━━ Records for the task ━━

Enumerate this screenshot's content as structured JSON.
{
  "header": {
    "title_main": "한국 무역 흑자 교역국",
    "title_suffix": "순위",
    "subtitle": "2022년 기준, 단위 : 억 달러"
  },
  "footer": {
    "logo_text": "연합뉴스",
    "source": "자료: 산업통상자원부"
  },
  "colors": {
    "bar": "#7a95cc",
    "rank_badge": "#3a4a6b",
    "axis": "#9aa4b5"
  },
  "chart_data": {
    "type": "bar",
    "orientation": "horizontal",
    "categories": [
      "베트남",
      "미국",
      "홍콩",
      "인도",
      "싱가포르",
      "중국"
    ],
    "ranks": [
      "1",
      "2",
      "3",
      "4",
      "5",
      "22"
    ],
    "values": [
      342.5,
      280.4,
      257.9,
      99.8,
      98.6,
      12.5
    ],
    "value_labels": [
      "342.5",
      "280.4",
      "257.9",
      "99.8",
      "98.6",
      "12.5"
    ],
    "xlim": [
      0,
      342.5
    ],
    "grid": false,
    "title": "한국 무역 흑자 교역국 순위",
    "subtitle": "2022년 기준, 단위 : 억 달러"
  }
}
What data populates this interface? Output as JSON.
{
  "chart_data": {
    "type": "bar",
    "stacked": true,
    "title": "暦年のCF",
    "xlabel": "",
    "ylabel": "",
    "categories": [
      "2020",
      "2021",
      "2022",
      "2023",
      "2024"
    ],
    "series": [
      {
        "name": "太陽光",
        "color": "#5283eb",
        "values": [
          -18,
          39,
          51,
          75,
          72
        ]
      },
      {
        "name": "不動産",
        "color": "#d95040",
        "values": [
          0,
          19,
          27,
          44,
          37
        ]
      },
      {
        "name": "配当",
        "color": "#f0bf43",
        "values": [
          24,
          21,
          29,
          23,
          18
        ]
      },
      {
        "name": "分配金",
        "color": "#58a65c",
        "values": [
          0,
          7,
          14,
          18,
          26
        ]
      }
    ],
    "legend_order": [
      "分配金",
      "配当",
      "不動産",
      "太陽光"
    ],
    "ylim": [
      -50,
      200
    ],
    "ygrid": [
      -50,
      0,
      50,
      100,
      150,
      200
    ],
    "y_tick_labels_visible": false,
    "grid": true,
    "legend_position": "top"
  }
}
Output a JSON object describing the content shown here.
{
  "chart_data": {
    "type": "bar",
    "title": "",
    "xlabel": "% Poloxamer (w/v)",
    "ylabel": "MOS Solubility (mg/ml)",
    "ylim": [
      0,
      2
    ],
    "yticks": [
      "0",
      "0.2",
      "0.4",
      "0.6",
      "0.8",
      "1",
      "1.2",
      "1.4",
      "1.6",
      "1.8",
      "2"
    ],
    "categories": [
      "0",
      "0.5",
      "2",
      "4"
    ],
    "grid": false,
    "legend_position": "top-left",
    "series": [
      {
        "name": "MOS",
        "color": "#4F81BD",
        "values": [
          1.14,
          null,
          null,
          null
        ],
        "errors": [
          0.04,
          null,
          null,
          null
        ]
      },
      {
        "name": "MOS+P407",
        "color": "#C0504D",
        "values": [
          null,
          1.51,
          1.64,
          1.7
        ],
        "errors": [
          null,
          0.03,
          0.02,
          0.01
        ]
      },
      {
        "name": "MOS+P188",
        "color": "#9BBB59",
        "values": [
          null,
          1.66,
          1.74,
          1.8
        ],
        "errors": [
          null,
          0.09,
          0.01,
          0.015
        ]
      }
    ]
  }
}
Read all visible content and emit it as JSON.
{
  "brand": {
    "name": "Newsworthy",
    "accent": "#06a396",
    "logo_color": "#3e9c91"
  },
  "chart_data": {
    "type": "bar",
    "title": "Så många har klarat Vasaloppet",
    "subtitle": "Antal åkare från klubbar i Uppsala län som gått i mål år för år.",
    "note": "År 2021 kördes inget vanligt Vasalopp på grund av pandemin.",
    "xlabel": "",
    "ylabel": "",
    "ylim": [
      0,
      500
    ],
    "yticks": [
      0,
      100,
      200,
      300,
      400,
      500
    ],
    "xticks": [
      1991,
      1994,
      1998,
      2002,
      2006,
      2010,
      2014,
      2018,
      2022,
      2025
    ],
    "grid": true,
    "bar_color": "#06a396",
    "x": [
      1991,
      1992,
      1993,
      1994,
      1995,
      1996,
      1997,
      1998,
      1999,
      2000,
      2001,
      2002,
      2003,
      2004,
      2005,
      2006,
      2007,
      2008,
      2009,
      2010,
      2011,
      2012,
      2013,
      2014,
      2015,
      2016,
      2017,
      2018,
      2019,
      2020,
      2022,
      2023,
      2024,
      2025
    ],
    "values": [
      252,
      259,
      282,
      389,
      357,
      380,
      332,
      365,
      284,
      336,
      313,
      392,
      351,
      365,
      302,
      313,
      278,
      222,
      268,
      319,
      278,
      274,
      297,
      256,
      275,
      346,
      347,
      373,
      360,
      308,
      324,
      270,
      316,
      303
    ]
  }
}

━━━

■ Set problem
Repeat, with no changes, each line from the one with "Read all visible content and emit it as JSON." to the end of the listing, including both ends and nothing else.

■ Reply to the task
Read all visible content and emit it as JSON.
{
  "brand": {
    "name": "Newsworthy",
    "accent": "#06a396",
    "logo_color": "#3e9c91"
  },
  "chart_data": {
    "type": "bar",
    "title": "Så många har klarat Vasaloppet",
    "subtitle": "Antal åkare från klubbar i Uppsala län som gått i mål år för år.",
    "note": "År 2021 kördes inget vanligt Vasalopp på grund av pandemin.",
    "xlabel": "",
    "ylabel": "",
    "ylim": [
      0,
      500
    ],
    "yticks": [
      0,
      100,
      200,
      300,
      400,
      500
    ],
    "xticks": [
      1991,
      1994,
      1998,
      2002,
      2006,
      2010,
      2014,
      2018,
      2022,
      2025
    ],
    "grid": true,
    "bar_color": "#06a396",
    "x": [
      1991,
      1992,
      1993,
      1994,
      1995,
      1996,
      1997,
      1998,
      1999,
      2000,
      2001,
      2002,
      2003,
      2004,
      2005,
      2006,
      2007,
      2008,
      2009,
      2010,
      2011,
      2012,
      2013,
      2014,
      2015,
      2016,
      2017,
      2018,
      2019,
      2020,
      2022,
      2023,
      2024,
      2025
    ],
    "values": [
      252,
      259,
      282,
      389,
      357,
      380,
      332,
      365,
      284,
      336,
      313,
      392,
      351,
      365,
      302,
      313,
      278,
      222,
      268,
      319,
      278,
      274,
      297,
      256,
      275,
      346,
      347,
      373,
      360,
      308,
      324,
      270,
      316,
      303
    ]
  }
}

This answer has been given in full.